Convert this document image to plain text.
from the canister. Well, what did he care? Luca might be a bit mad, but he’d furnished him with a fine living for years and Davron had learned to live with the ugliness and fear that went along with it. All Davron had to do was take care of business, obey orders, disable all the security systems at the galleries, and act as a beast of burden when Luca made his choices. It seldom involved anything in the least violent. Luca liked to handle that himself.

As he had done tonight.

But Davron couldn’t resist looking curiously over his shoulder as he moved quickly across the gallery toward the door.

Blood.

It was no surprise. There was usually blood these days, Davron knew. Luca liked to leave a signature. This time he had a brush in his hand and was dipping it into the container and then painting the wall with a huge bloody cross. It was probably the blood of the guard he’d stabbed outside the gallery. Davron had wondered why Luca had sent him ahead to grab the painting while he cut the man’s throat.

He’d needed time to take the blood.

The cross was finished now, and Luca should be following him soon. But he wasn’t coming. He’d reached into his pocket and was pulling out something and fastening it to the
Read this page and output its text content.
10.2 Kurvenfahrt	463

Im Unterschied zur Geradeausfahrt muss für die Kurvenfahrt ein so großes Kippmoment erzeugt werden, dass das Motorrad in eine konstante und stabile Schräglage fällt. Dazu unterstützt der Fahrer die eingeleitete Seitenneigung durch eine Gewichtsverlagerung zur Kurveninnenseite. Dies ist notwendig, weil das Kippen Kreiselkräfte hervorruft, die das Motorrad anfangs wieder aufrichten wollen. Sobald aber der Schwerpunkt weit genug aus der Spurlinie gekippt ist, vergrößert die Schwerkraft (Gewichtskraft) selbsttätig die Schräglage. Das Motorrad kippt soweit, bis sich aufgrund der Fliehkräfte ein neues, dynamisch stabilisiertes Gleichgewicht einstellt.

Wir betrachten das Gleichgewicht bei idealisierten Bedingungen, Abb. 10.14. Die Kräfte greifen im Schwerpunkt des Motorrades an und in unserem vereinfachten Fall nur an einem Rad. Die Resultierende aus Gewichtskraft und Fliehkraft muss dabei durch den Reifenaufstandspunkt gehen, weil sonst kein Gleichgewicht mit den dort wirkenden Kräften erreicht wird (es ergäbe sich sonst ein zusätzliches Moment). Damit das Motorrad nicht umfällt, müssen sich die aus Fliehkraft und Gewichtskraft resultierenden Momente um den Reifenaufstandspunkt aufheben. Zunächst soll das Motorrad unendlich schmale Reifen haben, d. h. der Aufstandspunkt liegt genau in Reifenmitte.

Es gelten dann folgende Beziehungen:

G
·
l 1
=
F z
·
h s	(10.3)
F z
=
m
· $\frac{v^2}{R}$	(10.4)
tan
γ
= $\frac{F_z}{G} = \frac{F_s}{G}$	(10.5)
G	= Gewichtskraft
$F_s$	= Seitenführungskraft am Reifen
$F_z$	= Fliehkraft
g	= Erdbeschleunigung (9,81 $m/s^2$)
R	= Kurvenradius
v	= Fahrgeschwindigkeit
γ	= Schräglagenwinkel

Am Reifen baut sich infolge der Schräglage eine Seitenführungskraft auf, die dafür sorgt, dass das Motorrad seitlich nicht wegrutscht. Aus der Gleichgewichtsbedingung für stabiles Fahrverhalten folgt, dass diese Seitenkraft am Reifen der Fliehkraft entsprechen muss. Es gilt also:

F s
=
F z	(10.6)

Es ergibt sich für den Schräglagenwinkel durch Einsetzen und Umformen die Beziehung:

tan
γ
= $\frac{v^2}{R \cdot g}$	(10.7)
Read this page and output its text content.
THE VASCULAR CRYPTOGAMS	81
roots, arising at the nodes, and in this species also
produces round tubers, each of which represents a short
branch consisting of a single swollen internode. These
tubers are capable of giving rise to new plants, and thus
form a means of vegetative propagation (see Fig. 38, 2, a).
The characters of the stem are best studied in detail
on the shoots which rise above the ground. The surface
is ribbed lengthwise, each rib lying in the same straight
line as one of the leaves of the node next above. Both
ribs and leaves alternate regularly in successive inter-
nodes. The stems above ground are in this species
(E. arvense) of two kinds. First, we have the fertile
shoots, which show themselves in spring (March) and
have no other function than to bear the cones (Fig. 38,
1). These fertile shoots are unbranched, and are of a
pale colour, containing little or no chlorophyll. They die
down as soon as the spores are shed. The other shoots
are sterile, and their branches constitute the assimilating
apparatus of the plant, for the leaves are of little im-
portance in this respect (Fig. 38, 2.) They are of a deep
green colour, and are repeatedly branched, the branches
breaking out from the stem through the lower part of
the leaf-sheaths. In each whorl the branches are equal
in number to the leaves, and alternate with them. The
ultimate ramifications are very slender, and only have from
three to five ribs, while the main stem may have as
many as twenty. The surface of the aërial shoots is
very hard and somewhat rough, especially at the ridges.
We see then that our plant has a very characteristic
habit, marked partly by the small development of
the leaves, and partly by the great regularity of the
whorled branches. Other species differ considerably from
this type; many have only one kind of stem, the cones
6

====

EXERCISE - In the data above, tally the lines holding "shoots" and answer with the figure only.

SOLUTION BELOW - 5